Show all lines holding the string "대응하는".

** Start **

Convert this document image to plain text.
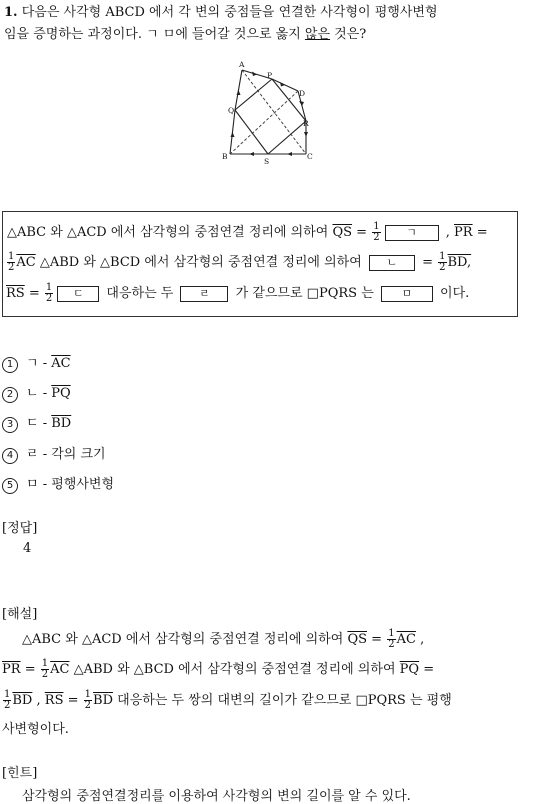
1. 다음은 사각형 ABCD 에서 각 변의 중점들을 연결한 사각형이 평행사변형
임을 증명하는 과정이다. ㄱ ㅁ에 들어갈 것으로 옳지 않은 것은?
A
P
D
Q
R
B
S
C
△ABC 와 △ACD 에서 삼각형의 중점연결 정리에 의하여 $\overline{QS} = \frac{1}{2}$ ㄱ , $\overline{PR}$ =
$\frac{1}{2} \overline{AC}$ △ABD 와 △BCD 에서 삼각형의 중점연결 정리에 의하여 ㄴ = $\frac{1}{2}$ BD,
$\overline{RS} = \frac{1}{2}$ ㄷ 대응하는 두 ㄹ 가 같으므로 □PQRS 는	ㅁ 이다.
1 ㄱ - $\overline{AC}$
2 ㄴ - $\overline{PQ}$
3 ㄷ - $\overline{BD}$
4 ㄹ - 각의 크기
5 ㅁ - 평행사변형
[정답]
4
[해설]
△ABC 와 △ACD 에서 삼각형의 중점연결 정리에 의하여 $\overline{QS} = \frac{1}{2} \overline{AC}$ ,
$\overline{PR} = \frac{1}{2} \overline{AC}$ △ABD 와 △BCD 에서 삼각형의 중점연결 정리에 의하여 $\overline{PQ}$ =
$\frac{1}{2} \overline{BD}$ , $\overline{RS} = \frac{1}{2} \overline{BD}$ 대응하는 두 쌍의 대변의 길이가 같으므로 □PQRS 는 평행
사변형이다.
[힌트]
삼각형의 중점연결정리를 이용하여 사각형의 변의 길이를 알 수 있다.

** End **

REPLY –
$\overline{RS} = \frac{1}{2}$ ㄷ 대응하는 두 ㄹ 가 같으므로 □PQRS 는	ㅁ 이다.
$\frac{1}{2} \overline{BD}$ , $\overline{RS} = \frac{1}{2} \overline{BD}$ 대응하는 두 쌍의 대변의 길이가 같으므로 □PQRS 는 평행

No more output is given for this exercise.